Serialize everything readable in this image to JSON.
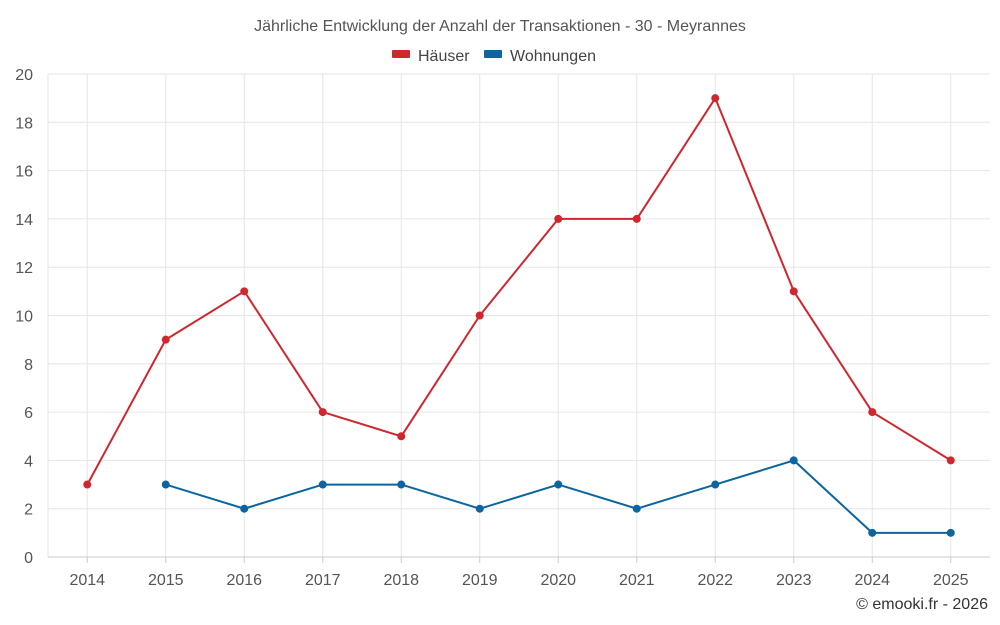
{
  "chart_data": {
    "type": "line",
    "title": "Jährliche Entwicklung der Anzahl der Transaktionen - 30 - Meyrannes",
    "categories": [
      "2014",
      "2015",
      "2016",
      "2017",
      "2018",
      "2019",
      "2020",
      "2021",
      "2022",
      "2023",
      "2024",
      "2025"
    ],
    "ylim": [
      0,
      20
    ],
    "yticks": [
      0,
      2,
      4,
      6,
      8,
      10,
      12,
      14,
      16,
      18,
      20
    ],
    "grid": true,
    "legend_position": "top-center",
    "series": [
      {
        "name": "Häuser",
        "color": "#d0262d",
        "values": [
          3,
          9,
          11,
          6,
          5,
          10,
          14,
          14,
          19,
          11,
          6,
          4
        ]
      },
      {
        "name": "Wohnungen",
        "color": "#0b65a0",
        "values": [
          null,
          3,
          2,
          3,
          3,
          2,
          3,
          2,
          3,
          4,
          1,
          1
        ]
      }
    ],
    "xlabel": "",
    "ylabel": ""
  },
  "credit": "© emooki.fr - 2026"
}
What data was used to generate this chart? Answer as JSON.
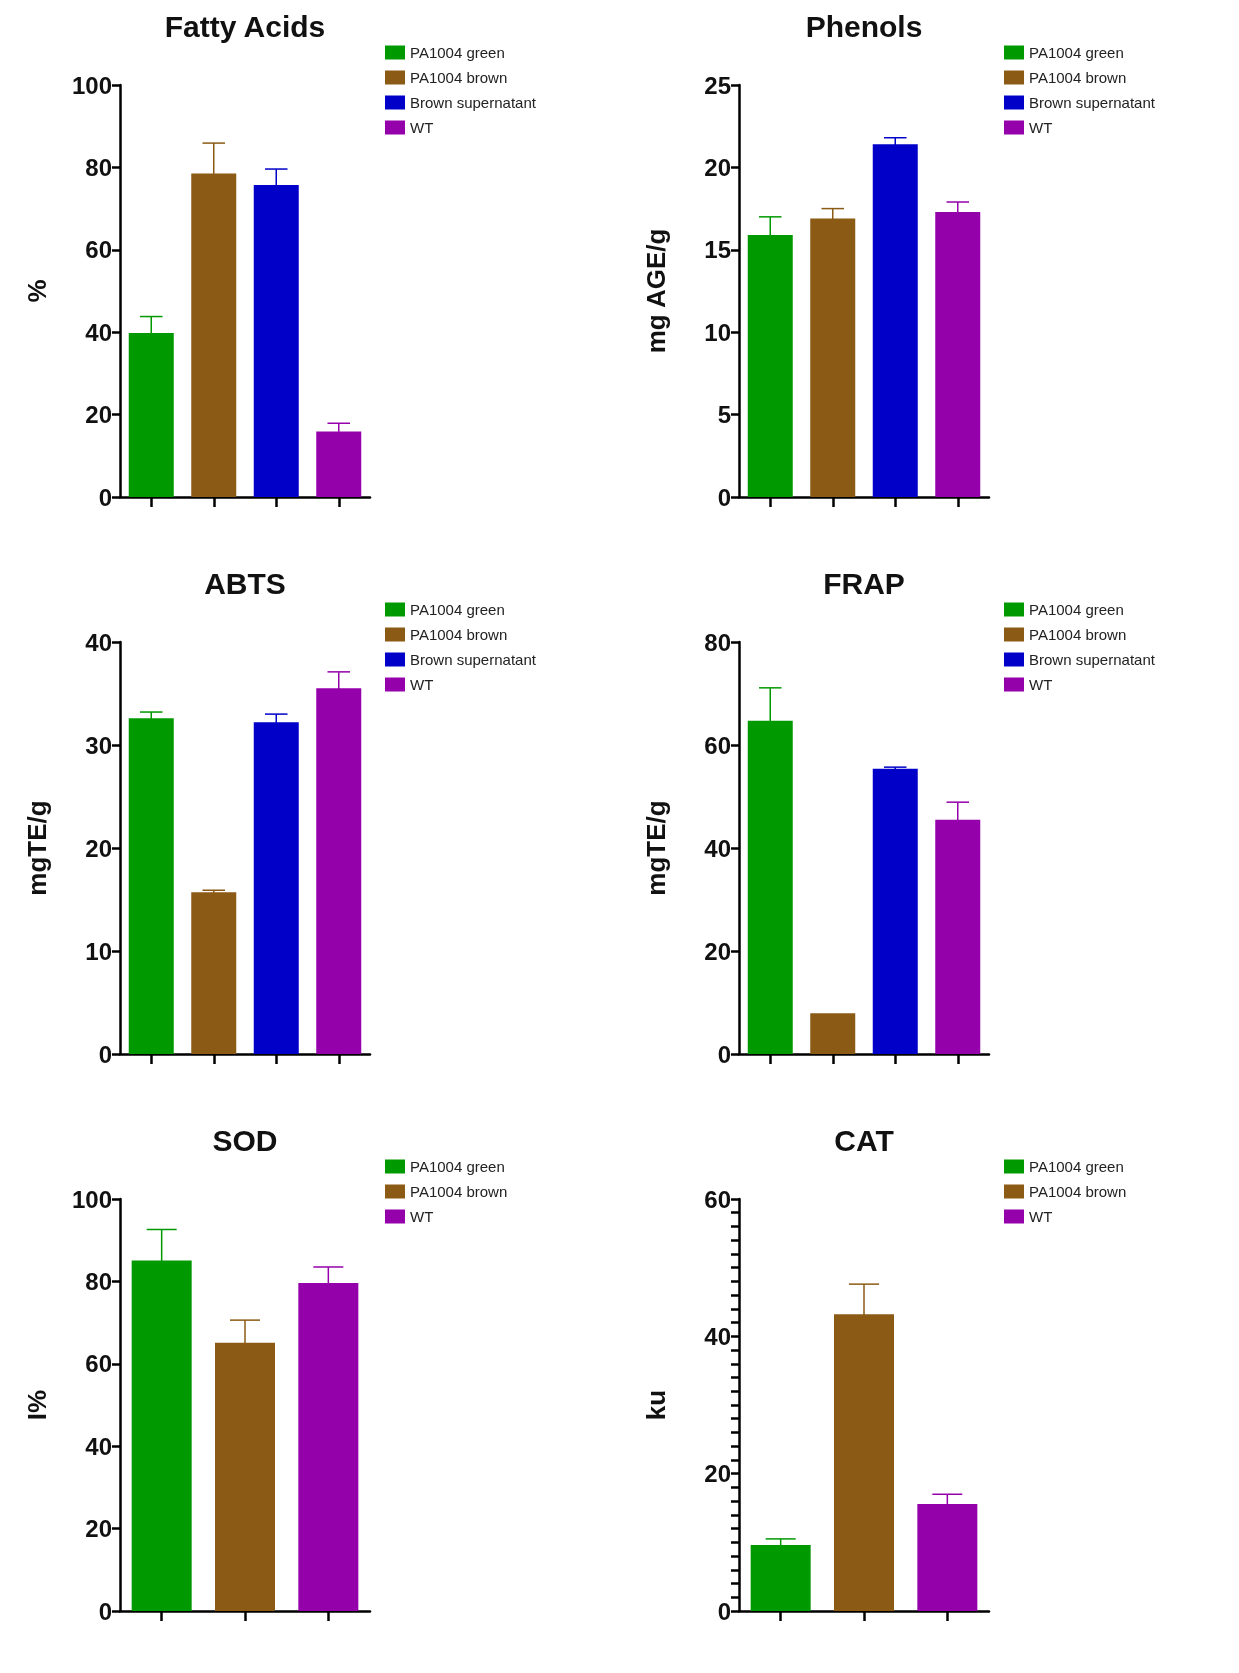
{
  "chart_data": [
    {
      "type": "bar",
      "title": "Fatty Acids",
      "ylabel": "%",
      "categories": [
        null,
        null,
        null,
        null
      ],
      "ylim": [
        0,
        100
      ],
      "yticks": [
        0,
        20,
        40,
        60,
        80,
        100
      ],
      "legend": "top right",
      "tick_labels": "y",
      "grid": false,
      "series": [
        {
          "name": "PA1004 green",
          "color": "#009900",
          "values": [
            39.8,
            null,
            null,
            null
          ],
          "errors": [
            4.0,
            null,
            null,
            null
          ]
        },
        {
          "name": "PA1004 brown",
          "color": "#8b5a14",
          "values": [
            null,
            78.5,
            null,
            null
          ],
          "errors": [
            null,
            7.4,
            null,
            null
          ]
        },
        {
          "name": "Brown supernatant",
          "color": "#0000c8",
          "values": [
            null,
            null,
            75.7,
            null
          ],
          "errors": [
            null,
            null,
            3.9,
            null
          ]
        },
        {
          "name": "WT",
          "color": "#9400aa",
          "values": [
            null,
            null,
            null,
            15.9
          ],
          "errors": [
            null,
            null,
            null,
            2.0
          ]
        }
      ]
    },
    {
      "type": "bar",
      "title": "Phenols",
      "ylabel": "mg AGE/g",
      "categories": [
        null,
        null,
        null,
        null
      ],
      "ylim": [
        0,
        25
      ],
      "yticks": [
        0,
        5,
        10,
        15,
        20,
        25
      ],
      "legend": "top right",
      "tick_labels": "y",
      "grid": false,
      "series": [
        {
          "name": "PA1004 green",
          "color": "#009900",
          "values": [
            15.9,
            null,
            null,
            null
          ],
          "errors": [
            1.1,
            null,
            null,
            null
          ]
        },
        {
          "name": "PA1004 brown",
          "color": "#8b5a14",
          "values": [
            null,
            16.9,
            null,
            null
          ],
          "errors": [
            null,
            0.6,
            null,
            null
          ]
        },
        {
          "name": "Brown supernatant",
          "color": "#0000c8",
          "values": [
            null,
            null,
            21.4,
            null
          ],
          "errors": [
            null,
            null,
            0.4,
            null
          ]
        },
        {
          "name": "WT",
          "color": "#9400aa",
          "values": [
            null,
            null,
            null,
            17.3
          ],
          "errors": [
            null,
            null,
            null,
            0.6
          ]
        }
      ]
    },
    {
      "type": "bar",
      "title": "ABTS",
      "ylabel": "mgTE/g",
      "categories": [
        null,
        null,
        null,
        null
      ],
      "ylim": [
        0,
        40
      ],
      "yticks": [
        0,
        10,
        20,
        30,
        40
      ],
      "legend": "top right",
      "tick_labels": "y",
      "grid": false,
      "series": [
        {
          "name": "PA1004 green",
          "color": "#009900",
          "values": [
            32.6,
            null,
            null,
            null
          ],
          "errors": [
            0.6,
            null,
            null,
            null
          ]
        },
        {
          "name": "PA1004 brown",
          "color": "#8b5a14",
          "values": [
            null,
            15.7,
            null,
            null
          ],
          "errors": [
            null,
            0.2,
            null,
            null
          ]
        },
        {
          "name": "Brown supernatant",
          "color": "#0000c8",
          "values": [
            null,
            null,
            32.2,
            null
          ],
          "errors": [
            null,
            null,
            0.8,
            null
          ]
        },
        {
          "name": "WT",
          "color": "#9400aa",
          "values": [
            null,
            null,
            null,
            35.5
          ],
          "errors": [
            null,
            null,
            null,
            1.6
          ]
        }
      ]
    },
    {
      "type": "bar",
      "title": "FRAP",
      "ylabel": "mgTE/g",
      "categories": [
        null,
        null,
        null,
        null
      ],
      "ylim": [
        0,
        80
      ],
      "yticks": [
        0,
        20,
        40,
        60,
        80
      ],
      "legend": "top right",
      "tick_labels": "y",
      "grid": false,
      "series": [
        {
          "name": "PA1004 green",
          "color": "#009900",
          "values": [
            64.7,
            null,
            null,
            null
          ],
          "errors": [
            6.4,
            null,
            null,
            null
          ]
        },
        {
          "name": "PA1004 brown",
          "color": "#8b5a14",
          "values": [
            null,
            7.9,
            null,
            null
          ]
        },
        {
          "name": "Brown supernatant",
          "color": "#0000c8",
          "values": [
            null,
            null,
            55.4,
            null
          ],
          "errors": [
            null,
            null,
            0.3,
            null
          ]
        },
        {
          "name": "WT",
          "color": "#9400aa",
          "values": [
            null,
            null,
            null,
            45.5
          ],
          "errors": [
            null,
            null,
            null,
            3.4
          ]
        }
      ]
    },
    {
      "type": "bar",
      "title": "SOD",
      "ylabel": "I%",
      "categories": [
        null,
        null,
        null
      ],
      "ylim": [
        0,
        100
      ],
      "yticks": [
        0,
        20,
        40,
        60,
        80,
        100
      ],
      "legend": "top right",
      "tick_labels": "y",
      "grid": false,
      "series": [
        {
          "name": "PA1004 green",
          "color": "#009900",
          "values": [
            85.1,
            null,
            null
          ],
          "errors": [
            7.5,
            null,
            null
          ]
        },
        {
          "name": "PA1004 brown",
          "color": "#8b5a14",
          "values": [
            null,
            65.1,
            null
          ],
          "errors": [
            null,
            5.5,
            null
          ]
        },
        {
          "name": "WT",
          "color": "#9400aa",
          "values": [
            null,
            null,
            79.6
          ],
          "errors": [
            null,
            null,
            3.9
          ]
        }
      ]
    },
    {
      "type": "bar",
      "title": "CAT",
      "ylabel": "ku",
      "categories": [
        null,
        null,
        null
      ],
      "ylim": [
        0,
        60
      ],
      "yticks": [
        0,
        {
          "value": 2,
          "label": null
        },
        {
          "value": 4,
          "label": null
        },
        {
          "value": 6,
          "label": null
        },
        {
          "value": 8,
          "label": null
        },
        {
          "value": 10,
          "label": null
        },
        {
          "value": 12,
          "label": null
        },
        {
          "value": 14,
          "label": null
        },
        {
          "value": 16,
          "label": null
        },
        {
          "value": 18,
          "label": null
        },
        20,
        {
          "value": 22,
          "label": null
        },
        {
          "value": 24,
          "label": null
        },
        {
          "value": 26,
          "label": null
        },
        {
          "value": 28,
          "label": null
        },
        {
          "value": 30,
          "label": null
        },
        {
          "value": 32,
          "label": null
        },
        {
          "value": 34,
          "label": null
        },
        {
          "value": 36,
          "label": null
        },
        {
          "value": 38,
          "label": null
        },
        40,
        {
          "value": 42,
          "label": null
        },
        {
          "value": 44,
          "label": null
        },
        {
          "value": 46,
          "label": null
        },
        {
          "value": 48,
          "label": null
        },
        {
          "value": 50,
          "label": null
        },
        {
          "value": 52,
          "label": null
        },
        {
          "value": 54,
          "label": null
        },
        {
          "value": 56,
          "label": null
        },
        {
          "value": 58,
          "label": null
        },
        60
      ],
      "legend": "top right",
      "tick_labels": "y",
      "grid": false,
      "series": [
        {
          "name": "PA1004 green",
          "color": "#009900",
          "values": [
            9.6,
            null,
            null
          ],
          "errors": [
            0.9,
            null,
            null
          ]
        },
        {
          "name": "PA1004 brown",
          "color": "#8b5a14",
          "values": [
            null,
            43.2,
            null
          ],
          "errors": [
            null,
            4.4,
            null
          ]
        },
        {
          "name": "WT",
          "color": "#9400aa",
          "values": [
            null,
            null,
            15.6
          ],
          "errors": [
            null,
            null,
            1.4
          ]
        }
      ]
    }
  ]
}
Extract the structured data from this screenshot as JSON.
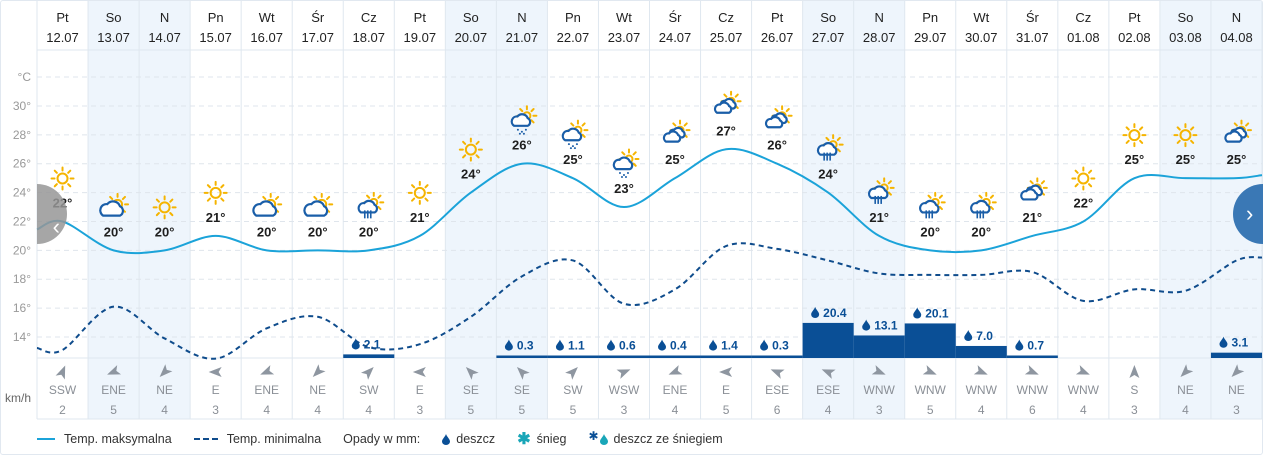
......
Report only the number of lines in the data above that contain "ylabel".

Written response:
7